**Exercise details:** Sift the listing for lines that hold the string "Paprika" and pull them out.

Source records:
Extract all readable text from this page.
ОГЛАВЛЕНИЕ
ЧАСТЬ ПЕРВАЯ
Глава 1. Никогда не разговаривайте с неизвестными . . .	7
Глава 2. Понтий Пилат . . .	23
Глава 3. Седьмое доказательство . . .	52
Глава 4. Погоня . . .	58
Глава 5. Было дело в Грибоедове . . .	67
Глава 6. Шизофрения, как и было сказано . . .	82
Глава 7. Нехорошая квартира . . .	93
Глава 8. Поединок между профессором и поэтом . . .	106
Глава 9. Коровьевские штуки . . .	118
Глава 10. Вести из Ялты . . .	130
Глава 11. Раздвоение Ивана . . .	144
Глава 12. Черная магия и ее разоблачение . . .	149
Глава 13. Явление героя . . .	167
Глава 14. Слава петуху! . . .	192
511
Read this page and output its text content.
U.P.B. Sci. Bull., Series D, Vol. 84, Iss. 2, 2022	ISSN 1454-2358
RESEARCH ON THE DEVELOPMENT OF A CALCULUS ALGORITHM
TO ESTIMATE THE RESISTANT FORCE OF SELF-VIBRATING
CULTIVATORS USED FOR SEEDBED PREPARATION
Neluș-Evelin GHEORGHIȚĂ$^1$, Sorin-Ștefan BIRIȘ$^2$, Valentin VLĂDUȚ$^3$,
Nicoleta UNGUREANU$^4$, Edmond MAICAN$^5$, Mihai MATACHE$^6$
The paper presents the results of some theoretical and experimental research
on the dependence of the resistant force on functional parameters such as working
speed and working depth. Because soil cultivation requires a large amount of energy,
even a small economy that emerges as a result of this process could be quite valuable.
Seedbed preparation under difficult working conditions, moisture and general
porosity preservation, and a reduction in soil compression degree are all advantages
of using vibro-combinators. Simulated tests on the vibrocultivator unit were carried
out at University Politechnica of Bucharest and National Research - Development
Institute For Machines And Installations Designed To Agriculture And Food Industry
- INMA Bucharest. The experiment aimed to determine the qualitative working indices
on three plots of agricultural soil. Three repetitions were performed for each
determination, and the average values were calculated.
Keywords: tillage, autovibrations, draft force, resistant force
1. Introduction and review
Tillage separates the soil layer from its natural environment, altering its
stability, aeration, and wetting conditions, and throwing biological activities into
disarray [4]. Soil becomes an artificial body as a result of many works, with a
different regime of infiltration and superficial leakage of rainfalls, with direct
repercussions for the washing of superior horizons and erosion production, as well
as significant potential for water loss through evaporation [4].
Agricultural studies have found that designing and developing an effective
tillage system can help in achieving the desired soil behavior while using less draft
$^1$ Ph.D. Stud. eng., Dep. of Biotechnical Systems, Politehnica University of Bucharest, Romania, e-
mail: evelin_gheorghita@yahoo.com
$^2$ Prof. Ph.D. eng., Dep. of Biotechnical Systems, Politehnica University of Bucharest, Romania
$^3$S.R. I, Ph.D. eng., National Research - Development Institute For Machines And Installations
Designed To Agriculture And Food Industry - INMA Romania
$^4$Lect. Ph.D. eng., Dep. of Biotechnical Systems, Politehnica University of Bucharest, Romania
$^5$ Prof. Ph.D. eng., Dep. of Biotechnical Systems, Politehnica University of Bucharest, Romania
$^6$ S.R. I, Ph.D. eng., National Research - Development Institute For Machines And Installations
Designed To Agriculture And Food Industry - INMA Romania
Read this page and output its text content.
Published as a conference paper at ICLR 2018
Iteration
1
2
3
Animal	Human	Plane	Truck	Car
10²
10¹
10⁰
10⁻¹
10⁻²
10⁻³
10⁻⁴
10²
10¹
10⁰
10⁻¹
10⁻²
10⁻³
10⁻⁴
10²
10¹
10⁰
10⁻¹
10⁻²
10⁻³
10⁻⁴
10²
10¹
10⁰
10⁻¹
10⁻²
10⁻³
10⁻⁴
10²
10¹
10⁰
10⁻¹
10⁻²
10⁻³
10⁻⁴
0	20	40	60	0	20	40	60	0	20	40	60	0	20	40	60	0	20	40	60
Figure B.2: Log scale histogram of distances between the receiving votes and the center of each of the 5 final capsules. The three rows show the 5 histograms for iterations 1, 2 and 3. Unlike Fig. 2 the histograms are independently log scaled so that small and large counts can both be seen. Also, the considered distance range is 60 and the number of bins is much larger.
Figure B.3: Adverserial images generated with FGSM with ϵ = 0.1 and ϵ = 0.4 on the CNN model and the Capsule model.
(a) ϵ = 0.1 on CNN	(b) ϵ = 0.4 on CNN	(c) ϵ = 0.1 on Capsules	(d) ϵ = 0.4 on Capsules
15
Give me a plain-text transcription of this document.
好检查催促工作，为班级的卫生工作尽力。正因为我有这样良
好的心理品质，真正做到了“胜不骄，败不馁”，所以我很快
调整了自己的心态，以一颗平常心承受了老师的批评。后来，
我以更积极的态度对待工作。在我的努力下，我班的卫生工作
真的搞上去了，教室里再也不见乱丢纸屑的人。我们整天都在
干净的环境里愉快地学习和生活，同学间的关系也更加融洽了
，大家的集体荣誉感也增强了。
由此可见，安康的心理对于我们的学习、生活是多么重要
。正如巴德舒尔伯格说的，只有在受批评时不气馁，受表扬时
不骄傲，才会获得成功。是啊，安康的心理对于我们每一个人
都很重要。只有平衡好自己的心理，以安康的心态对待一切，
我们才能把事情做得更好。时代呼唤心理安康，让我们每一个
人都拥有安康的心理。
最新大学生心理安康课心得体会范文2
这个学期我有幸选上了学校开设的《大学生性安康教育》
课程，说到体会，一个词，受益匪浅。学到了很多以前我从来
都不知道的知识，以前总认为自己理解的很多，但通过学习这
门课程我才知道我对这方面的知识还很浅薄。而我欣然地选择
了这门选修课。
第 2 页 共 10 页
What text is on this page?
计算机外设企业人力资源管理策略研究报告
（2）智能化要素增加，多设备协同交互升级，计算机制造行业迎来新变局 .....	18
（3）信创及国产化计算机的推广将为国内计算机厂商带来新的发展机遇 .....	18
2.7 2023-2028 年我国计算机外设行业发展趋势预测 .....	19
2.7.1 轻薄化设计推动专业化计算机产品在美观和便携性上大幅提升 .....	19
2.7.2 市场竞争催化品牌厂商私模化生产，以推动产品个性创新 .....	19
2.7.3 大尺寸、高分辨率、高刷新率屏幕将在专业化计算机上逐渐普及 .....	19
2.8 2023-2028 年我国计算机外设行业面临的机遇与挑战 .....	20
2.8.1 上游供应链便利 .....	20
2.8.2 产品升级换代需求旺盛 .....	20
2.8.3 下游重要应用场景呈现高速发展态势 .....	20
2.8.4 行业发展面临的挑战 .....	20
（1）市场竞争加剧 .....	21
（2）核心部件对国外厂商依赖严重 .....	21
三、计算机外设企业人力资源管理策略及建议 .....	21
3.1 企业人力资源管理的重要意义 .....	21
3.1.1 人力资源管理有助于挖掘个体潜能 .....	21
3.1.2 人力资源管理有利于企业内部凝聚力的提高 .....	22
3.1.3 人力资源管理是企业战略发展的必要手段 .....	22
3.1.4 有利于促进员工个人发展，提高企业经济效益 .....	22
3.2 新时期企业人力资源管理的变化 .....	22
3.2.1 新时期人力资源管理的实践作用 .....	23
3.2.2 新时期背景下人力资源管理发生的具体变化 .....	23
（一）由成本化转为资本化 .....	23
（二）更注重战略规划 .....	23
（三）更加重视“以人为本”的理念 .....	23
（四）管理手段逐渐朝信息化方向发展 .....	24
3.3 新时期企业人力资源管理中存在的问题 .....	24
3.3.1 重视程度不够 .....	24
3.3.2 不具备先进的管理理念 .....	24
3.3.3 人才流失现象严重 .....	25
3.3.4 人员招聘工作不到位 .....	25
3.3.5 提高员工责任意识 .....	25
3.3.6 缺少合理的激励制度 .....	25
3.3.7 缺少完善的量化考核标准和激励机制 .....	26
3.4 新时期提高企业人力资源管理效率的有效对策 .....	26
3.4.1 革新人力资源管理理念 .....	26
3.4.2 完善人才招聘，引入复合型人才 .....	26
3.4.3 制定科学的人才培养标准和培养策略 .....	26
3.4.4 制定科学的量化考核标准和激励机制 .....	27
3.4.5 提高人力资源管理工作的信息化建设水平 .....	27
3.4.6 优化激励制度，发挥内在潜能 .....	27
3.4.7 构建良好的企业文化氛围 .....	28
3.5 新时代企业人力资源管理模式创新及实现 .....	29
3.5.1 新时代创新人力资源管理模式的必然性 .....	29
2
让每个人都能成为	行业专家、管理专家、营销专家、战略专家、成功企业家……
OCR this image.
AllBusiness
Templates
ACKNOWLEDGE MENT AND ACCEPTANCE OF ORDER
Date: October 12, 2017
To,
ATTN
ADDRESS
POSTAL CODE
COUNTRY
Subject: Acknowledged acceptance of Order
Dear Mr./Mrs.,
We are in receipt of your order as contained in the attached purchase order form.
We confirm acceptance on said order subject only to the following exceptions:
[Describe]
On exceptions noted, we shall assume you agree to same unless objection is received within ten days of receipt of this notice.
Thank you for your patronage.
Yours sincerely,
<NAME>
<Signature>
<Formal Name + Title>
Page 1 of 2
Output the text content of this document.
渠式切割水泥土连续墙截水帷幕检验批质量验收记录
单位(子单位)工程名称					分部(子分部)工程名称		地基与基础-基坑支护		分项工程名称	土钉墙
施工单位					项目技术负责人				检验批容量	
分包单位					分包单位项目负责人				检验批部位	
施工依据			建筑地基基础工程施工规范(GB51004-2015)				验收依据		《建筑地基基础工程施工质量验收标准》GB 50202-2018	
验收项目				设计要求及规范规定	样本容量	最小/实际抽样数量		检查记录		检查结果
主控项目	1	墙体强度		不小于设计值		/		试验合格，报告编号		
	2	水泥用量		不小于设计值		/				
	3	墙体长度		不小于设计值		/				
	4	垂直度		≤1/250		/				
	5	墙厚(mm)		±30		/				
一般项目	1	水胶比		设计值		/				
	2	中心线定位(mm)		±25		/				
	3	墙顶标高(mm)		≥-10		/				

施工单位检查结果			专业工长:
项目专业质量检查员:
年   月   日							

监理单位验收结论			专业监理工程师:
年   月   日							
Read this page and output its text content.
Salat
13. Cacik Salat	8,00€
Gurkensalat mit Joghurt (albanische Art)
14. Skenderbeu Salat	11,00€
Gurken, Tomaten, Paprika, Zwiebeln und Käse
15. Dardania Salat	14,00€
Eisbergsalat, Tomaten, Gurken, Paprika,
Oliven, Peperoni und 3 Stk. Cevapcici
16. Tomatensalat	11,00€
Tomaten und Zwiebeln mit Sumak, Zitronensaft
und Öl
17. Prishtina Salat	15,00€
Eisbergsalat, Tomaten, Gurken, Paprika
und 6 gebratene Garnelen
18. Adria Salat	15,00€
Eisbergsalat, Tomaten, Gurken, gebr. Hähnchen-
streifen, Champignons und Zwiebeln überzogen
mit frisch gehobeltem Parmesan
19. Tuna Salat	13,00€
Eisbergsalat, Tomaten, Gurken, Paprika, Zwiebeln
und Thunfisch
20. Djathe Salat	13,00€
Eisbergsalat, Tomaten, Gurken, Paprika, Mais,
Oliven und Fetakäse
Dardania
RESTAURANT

**Answer to the exercise:**
Gurken, Tomaten, Paprika, Zwiebeln und Käse
Eisbergsalat, Tomaten, Gurken, Paprika,
Eisbergsalat, Tomaten, Gurken, Paprika
Eisbergsalat, Tomaten, Gurken, Paprika, Zwiebeln
Eisbergsalat, Tomaten, Gurken, Paprika, Mais,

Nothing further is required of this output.